(Layout annotation records)
····················

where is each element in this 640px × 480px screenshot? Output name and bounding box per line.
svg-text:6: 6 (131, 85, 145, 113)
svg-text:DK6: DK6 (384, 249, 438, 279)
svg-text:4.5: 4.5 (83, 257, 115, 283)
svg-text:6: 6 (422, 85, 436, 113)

····················

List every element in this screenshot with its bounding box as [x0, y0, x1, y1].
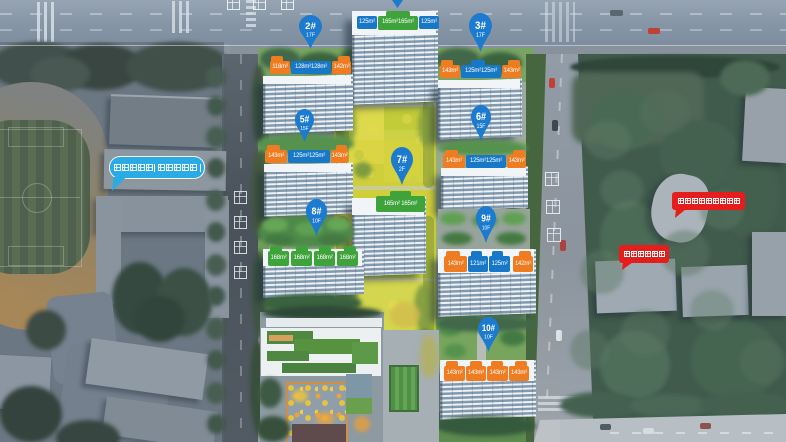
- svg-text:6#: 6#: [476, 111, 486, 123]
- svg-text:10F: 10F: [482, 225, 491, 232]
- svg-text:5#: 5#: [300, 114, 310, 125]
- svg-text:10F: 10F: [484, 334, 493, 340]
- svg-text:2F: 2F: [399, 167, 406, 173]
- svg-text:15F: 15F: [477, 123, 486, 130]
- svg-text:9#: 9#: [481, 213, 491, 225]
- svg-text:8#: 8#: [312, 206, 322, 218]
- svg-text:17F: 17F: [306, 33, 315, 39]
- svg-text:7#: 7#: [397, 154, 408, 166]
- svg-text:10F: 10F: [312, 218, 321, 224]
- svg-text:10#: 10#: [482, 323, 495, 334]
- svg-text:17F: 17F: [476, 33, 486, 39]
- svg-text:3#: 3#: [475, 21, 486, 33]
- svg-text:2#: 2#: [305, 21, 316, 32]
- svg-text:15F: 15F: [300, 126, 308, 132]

····················

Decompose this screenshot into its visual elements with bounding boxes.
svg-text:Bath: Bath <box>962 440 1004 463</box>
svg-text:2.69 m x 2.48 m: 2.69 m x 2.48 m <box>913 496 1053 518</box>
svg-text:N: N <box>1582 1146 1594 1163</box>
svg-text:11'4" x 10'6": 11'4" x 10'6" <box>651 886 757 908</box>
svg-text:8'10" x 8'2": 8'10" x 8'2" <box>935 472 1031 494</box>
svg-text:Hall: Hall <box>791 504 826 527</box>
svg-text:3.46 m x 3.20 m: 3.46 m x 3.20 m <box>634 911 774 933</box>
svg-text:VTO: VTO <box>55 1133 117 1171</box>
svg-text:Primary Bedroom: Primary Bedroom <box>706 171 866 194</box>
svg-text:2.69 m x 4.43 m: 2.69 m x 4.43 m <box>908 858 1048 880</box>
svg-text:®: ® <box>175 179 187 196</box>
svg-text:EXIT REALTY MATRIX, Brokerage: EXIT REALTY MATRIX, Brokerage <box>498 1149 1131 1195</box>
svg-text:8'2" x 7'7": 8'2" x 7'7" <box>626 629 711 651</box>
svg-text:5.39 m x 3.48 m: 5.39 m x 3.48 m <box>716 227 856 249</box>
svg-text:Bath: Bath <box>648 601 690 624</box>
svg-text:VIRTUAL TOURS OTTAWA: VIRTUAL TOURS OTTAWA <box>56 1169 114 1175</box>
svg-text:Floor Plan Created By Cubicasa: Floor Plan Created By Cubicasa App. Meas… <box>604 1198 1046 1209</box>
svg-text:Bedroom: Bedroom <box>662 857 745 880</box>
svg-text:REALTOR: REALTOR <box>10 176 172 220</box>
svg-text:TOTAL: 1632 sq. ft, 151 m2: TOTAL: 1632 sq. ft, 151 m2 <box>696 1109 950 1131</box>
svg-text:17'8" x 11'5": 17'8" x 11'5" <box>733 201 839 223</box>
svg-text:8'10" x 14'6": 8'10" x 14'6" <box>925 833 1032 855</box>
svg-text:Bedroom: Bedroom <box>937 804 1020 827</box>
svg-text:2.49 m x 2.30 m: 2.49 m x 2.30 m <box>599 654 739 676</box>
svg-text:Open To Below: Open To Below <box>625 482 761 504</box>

····················

> WORK TO COMPLETE: Gather every line above that contains the string "bounding", and copy each of those lines out in full.

> FINISHED EXERCISE:
where is each element in this 640px × 480px screenshot? Output name and bounding box per line.
List every element in this screenshot with its bounding box as [x0, y0, x1, y1].
Decompose this screenshot into its visual elements with bounding boxes.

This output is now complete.